Goal >> Write every entry out again exactly, please, and skip the pictures.

Records for this task >>
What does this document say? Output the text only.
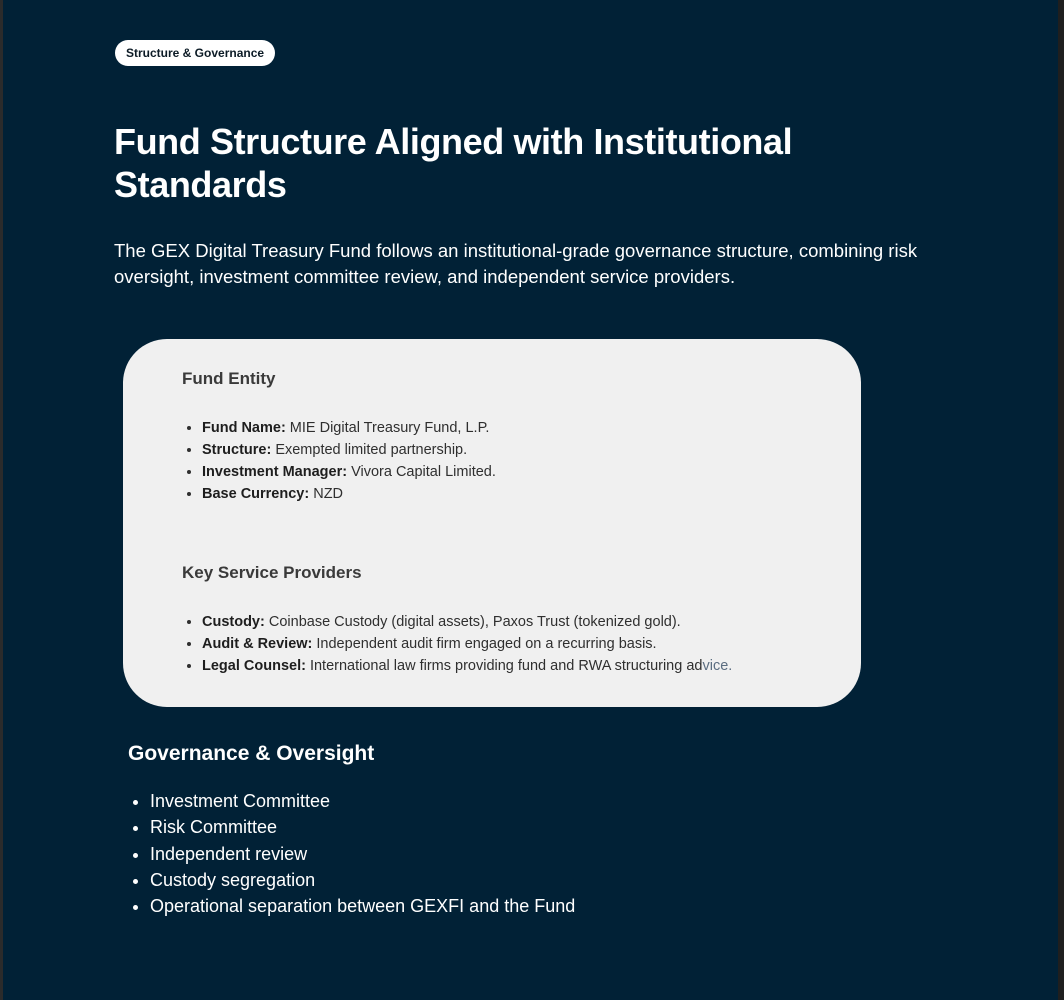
Structure & Governance
Fund Structure Aligned with Institutional Standards

The GEX Digital Treasury Fund follows an institutional-grade governance structure, combining risk oversight, investment committee review, and independent service providers.

Fund Entity
• Fund Name: MIE Digital Treasury Fund, L.P.
• Structure: Exempted limited partnership.
• Investment Manager: Vivora Capital Limited.
• Base Currency: NZD
Key Service Providers
• Custody: Coinbase Custody (digital assets), Paxos Trust (tokenized gold).
• Audit & Review: Independent audit firm engaged on a recurring basis.
• Legal Counsel: International law firms providing fund and RWA structuring advice.
Governance & Oversight
• Investment Committee
• Risk Committee
• Independent review
• Custody segregation
• Operational separation between GEXFI and the Fund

Result of the task >>
What does this document say? Output the text only.
Structure & Governance
Fund Structure Aligned with Institutional Standards

The GEX Digital Treasury Fund follows an institutional-grade governance structure, combining risk oversight, investment committee review, and independent service providers.

Fund Entity
• Fund Name: MIE Digital Treasury Fund, L.P.
• Structure: Exempted limited partnership.
• Investment Manager: Vivora Capital Limited.
• Base Currency: NZD
Key Service Providers
• Custody: Coinbase Custody (digital assets), Paxos Trust (tokenized gold).
• Audit & Review: Independent audit firm engaged on a recurring basis.
• Legal Counsel: International law firms providing fund and RWA structuring advice.
Governance & Oversight
• Investment Committee
• Risk Committee
• Independent review
• Custody segregation
• Operational separation between GEXFI and the Fund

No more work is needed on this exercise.